→ **Your goal**
All lines from the entries below that contain the string "circle" should be copied out.

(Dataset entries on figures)
++++++++++++++++++++

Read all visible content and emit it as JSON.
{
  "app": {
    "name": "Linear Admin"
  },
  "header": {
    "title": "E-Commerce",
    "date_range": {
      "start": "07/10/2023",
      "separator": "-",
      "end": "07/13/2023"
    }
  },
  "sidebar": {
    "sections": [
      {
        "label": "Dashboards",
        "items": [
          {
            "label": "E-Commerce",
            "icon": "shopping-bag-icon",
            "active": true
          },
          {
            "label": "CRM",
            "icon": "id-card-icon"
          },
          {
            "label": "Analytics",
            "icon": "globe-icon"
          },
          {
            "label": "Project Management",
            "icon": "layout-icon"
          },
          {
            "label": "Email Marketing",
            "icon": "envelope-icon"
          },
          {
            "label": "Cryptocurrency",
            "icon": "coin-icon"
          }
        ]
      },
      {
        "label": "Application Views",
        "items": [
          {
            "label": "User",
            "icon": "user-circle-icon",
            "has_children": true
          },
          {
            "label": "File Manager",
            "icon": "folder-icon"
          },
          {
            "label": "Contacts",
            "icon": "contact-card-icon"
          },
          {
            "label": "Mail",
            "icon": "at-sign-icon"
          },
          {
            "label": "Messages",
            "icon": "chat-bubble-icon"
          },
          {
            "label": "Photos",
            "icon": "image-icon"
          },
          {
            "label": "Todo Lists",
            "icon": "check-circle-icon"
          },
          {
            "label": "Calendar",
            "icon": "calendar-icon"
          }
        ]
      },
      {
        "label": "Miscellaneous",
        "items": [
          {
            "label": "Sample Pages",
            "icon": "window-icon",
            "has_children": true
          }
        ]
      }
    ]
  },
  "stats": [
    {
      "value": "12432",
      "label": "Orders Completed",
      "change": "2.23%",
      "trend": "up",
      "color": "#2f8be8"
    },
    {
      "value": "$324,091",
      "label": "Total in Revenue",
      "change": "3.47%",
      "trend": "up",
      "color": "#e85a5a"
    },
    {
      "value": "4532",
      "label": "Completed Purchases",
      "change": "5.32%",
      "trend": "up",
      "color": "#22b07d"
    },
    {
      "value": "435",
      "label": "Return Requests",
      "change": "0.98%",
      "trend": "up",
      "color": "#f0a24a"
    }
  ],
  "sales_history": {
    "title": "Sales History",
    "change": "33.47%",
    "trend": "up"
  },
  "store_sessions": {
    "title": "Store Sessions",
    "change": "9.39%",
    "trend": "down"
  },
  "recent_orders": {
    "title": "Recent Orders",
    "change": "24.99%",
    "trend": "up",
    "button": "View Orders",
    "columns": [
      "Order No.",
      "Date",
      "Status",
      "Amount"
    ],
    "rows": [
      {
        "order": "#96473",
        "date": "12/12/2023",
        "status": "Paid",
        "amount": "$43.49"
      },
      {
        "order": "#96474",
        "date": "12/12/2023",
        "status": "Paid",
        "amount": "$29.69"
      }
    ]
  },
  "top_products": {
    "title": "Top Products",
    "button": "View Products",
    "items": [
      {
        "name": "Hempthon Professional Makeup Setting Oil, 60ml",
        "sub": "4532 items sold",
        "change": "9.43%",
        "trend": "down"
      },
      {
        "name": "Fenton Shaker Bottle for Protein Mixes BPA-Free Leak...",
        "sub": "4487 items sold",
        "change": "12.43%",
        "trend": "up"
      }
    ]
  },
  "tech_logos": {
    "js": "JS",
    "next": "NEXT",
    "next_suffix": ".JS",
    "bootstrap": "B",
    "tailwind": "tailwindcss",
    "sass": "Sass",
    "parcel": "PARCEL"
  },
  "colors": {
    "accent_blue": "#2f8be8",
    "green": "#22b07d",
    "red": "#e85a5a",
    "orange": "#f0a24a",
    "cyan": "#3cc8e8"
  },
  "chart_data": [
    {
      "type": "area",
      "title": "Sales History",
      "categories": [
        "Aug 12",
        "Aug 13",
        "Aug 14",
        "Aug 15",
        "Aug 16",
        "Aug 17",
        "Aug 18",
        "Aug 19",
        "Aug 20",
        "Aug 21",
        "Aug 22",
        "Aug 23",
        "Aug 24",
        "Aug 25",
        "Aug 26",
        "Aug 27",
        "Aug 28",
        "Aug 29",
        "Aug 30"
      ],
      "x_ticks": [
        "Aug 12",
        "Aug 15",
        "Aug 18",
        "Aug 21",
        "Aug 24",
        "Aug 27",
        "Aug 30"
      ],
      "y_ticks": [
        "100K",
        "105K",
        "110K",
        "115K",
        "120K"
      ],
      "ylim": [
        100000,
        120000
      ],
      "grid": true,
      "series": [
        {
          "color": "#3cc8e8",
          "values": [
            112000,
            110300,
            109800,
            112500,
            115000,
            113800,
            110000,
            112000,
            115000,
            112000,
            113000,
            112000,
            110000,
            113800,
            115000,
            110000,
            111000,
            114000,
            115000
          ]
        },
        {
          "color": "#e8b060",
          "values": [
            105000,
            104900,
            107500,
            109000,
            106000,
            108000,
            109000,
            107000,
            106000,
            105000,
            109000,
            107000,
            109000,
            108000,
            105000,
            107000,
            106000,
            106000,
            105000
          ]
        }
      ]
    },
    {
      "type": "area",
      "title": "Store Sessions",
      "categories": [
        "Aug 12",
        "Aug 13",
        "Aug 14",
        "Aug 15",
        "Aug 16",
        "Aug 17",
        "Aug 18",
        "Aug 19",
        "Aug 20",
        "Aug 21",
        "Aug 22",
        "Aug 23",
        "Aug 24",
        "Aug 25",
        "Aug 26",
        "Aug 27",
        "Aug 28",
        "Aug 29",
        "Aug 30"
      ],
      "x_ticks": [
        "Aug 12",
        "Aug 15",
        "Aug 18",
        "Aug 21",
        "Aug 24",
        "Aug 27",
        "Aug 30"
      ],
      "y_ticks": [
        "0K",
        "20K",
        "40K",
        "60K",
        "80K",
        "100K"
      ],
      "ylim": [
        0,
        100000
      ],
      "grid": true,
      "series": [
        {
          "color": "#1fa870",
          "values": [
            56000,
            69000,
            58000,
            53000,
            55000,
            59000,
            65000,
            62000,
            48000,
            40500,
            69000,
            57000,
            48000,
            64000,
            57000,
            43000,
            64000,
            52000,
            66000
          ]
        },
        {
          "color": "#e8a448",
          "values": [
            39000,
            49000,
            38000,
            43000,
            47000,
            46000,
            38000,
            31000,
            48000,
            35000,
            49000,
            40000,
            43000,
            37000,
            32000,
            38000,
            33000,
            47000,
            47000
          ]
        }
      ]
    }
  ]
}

++++++++++++++++++++

→ **Response to this task**
            "icon": "user-circle-icon",
            "icon": "check-circle-icon"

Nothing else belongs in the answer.